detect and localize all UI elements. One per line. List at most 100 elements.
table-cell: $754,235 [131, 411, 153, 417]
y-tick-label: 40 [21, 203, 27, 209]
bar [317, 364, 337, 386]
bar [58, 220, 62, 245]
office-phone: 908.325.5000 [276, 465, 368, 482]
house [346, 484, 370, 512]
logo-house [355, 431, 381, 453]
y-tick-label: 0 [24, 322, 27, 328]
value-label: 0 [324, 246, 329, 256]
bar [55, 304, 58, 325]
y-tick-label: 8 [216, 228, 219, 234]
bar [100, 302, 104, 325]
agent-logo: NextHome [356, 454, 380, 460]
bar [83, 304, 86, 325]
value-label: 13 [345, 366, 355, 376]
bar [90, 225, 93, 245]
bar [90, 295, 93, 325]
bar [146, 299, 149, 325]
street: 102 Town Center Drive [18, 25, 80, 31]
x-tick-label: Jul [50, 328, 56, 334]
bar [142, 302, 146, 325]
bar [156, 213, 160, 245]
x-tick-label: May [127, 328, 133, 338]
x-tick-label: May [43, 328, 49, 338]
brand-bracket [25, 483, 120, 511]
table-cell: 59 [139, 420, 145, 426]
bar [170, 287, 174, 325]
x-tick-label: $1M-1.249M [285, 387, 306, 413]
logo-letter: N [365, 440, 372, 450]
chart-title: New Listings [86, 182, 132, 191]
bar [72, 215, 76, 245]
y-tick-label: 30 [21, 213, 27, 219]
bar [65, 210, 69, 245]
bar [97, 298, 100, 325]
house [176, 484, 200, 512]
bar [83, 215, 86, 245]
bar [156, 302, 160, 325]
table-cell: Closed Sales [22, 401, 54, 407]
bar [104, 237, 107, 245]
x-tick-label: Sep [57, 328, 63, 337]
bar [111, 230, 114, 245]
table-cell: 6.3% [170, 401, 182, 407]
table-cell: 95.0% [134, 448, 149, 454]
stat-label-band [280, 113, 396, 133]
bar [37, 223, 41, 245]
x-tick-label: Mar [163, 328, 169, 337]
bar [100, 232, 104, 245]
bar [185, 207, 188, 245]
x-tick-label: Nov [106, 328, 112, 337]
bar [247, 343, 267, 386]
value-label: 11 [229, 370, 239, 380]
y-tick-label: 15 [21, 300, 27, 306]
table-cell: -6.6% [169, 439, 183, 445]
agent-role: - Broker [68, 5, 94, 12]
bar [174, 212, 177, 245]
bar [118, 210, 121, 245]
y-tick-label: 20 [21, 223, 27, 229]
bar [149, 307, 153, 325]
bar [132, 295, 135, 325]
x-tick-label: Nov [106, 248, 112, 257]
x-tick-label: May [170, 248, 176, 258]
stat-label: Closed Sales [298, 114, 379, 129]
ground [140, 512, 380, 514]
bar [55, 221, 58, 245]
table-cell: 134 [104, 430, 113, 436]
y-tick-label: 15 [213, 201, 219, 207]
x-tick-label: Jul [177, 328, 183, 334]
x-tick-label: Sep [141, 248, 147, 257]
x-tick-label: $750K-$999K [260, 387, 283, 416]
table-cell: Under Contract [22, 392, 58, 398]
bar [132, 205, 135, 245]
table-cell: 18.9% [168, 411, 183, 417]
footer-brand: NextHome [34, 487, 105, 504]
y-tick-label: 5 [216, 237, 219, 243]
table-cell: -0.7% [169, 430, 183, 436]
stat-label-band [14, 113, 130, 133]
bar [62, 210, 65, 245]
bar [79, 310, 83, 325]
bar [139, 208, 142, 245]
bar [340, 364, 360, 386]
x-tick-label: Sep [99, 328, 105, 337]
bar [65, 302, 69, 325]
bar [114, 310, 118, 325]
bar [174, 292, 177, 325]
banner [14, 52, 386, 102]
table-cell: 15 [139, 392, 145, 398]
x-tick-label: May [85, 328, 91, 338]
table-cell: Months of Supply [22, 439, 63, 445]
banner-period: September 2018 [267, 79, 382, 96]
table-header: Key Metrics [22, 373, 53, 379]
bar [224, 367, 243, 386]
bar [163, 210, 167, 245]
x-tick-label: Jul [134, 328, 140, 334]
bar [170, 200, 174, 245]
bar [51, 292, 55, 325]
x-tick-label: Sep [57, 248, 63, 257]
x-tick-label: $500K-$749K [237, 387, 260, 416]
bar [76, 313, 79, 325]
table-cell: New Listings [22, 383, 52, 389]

•••••

Could you copy every line of the items above verbatim, with nothing changed?

## FULL ANSWER
detect and localize all UI elements. One per line. List at most 100 elements.
table-cell: $754,235 [131, 411, 153, 417]
y-tick-label: 40 [21, 203, 27, 209]
bar [317, 364, 337, 386]
bar [58, 220, 62, 245]
office-phone: 908.325.5000 [276, 465, 368, 482]
house [346, 484, 370, 512]
logo-house [355, 431, 381, 453]
y-tick-label: 0 [24, 322, 27, 328]
value-label: 0 [324, 246, 329, 256]
bar [55, 304, 58, 325]
y-tick-label: 8 [216, 228, 219, 234]
bar [100, 302, 104, 325]
agent-logo: NextHome [356, 454, 380, 460]
bar [83, 304, 86, 325]
value-label: 13 [345, 366, 355, 376]
bar [90, 225, 93, 245]
bar [90, 295, 93, 325]
bar [146, 299, 149, 325]
street: 102 Town Center Drive [18, 25, 80, 31]
x-tick-label: Jul [50, 328, 56, 334]
bar [142, 302, 146, 325]
bar [156, 213, 160, 245]
x-tick-label: May [127, 328, 133, 338]
x-tick-label: May [43, 328, 49, 338]
brand-bracket [25, 483, 120, 511]
table-cell: 59 [139, 420, 145, 426]
bar [170, 287, 174, 325]
x-tick-label: $1M-1.249M [285, 387, 306, 413]
logo-letter: N [365, 440, 372, 450]
chart-title: New Listings [86, 182, 132, 191]
bar [72, 215, 76, 245]
y-tick-label: 30 [21, 213, 27, 219]
bar [65, 210, 69, 245]
bar [97, 298, 100, 325]
house [176, 484, 200, 512]
bar [83, 215, 86, 245]
bar [156, 302, 160, 325]
table-cell: Closed Sales [22, 401, 54, 407]
bar [104, 237, 107, 245]
x-tick-label: Sep [57, 328, 63, 337]
bar [111, 230, 114, 245]
table-cell: 6.3% [170, 401, 182, 407]
table-cell: 95.0% [134, 448, 149, 454]
stat-label-band [280, 113, 396, 133]
bar [37, 223, 41, 245]
x-tick-label: Mar [163, 328, 169, 337]
bar [100, 232, 104, 245]
bar [185, 207, 188, 245]
x-tick-label: Nov [106, 328, 112, 337]
bar [247, 343, 267, 386]
value-label: 11 [229, 370, 239, 380]
y-tick-label: 15 [21, 300, 27, 306]
table-cell: -6.6% [169, 439, 183, 445]
agent-role: - Broker [68, 5, 94, 12]
bar [174, 212, 177, 245]
bar [118, 210, 121, 245]
y-tick-label: 20 [21, 223, 27, 229]
bar [149, 307, 153, 325]
bar [132, 295, 135, 325]
x-tick-label: Nov [106, 248, 112, 257]
x-tick-label: May [170, 248, 176, 258]
stat-label: Closed Sales [298, 114, 379, 129]
ground [140, 512, 380, 514]
bar [55, 221, 58, 245]
table-cell: 134 [104, 430, 113, 436]
y-tick-label: 15 [213, 201, 219, 207]
x-tick-label: Jul [177, 328, 183, 334]
x-tick-label: Sep [141, 248, 147, 257]
x-tick-label: $750K-$999K [260, 387, 283, 416]
table-cell: Under Contract [22, 392, 58, 398]
bar [132, 205, 135, 245]
table-cell: 18.9% [168, 411, 183, 417]
footer-brand: NextHome [34, 487, 105, 504]
y-tick-label: 5 [216, 237, 219, 243]
table-cell: -0.7% [169, 430, 183, 436]
stat-label-band [14, 113, 130, 133]
bar [62, 210, 65, 245]
bar [79, 310, 83, 325]
bar [139, 208, 142, 245]
bar [340, 364, 360, 386]
x-tick-label: Sep [99, 328, 105, 337]
bar [65, 302, 69, 325]
bar [114, 310, 118, 325]
bar [174, 292, 177, 325]
banner [14, 52, 386, 102]
table-cell: 15 [139, 392, 145, 398]
x-tick-label: May [85, 328, 91, 338]
table-cell: Months of Supply [22, 439, 63, 445]
banner-period: September 2018 [267, 79, 382, 96]
table-header: Key Metrics [22, 373, 53, 379]
bar [224, 367, 243, 386]
bar [163, 210, 167, 245]
x-tick-label: Jul [134, 328, 140, 334]
bar [170, 200, 174, 245]
bar [51, 292, 55, 325]
x-tick-label: Sep [57, 248, 63, 257]
x-tick-label: $500K-$749K [237, 387, 260, 416]
bar [76, 313, 79, 325]
table-cell: New Listings [22, 383, 52, 389]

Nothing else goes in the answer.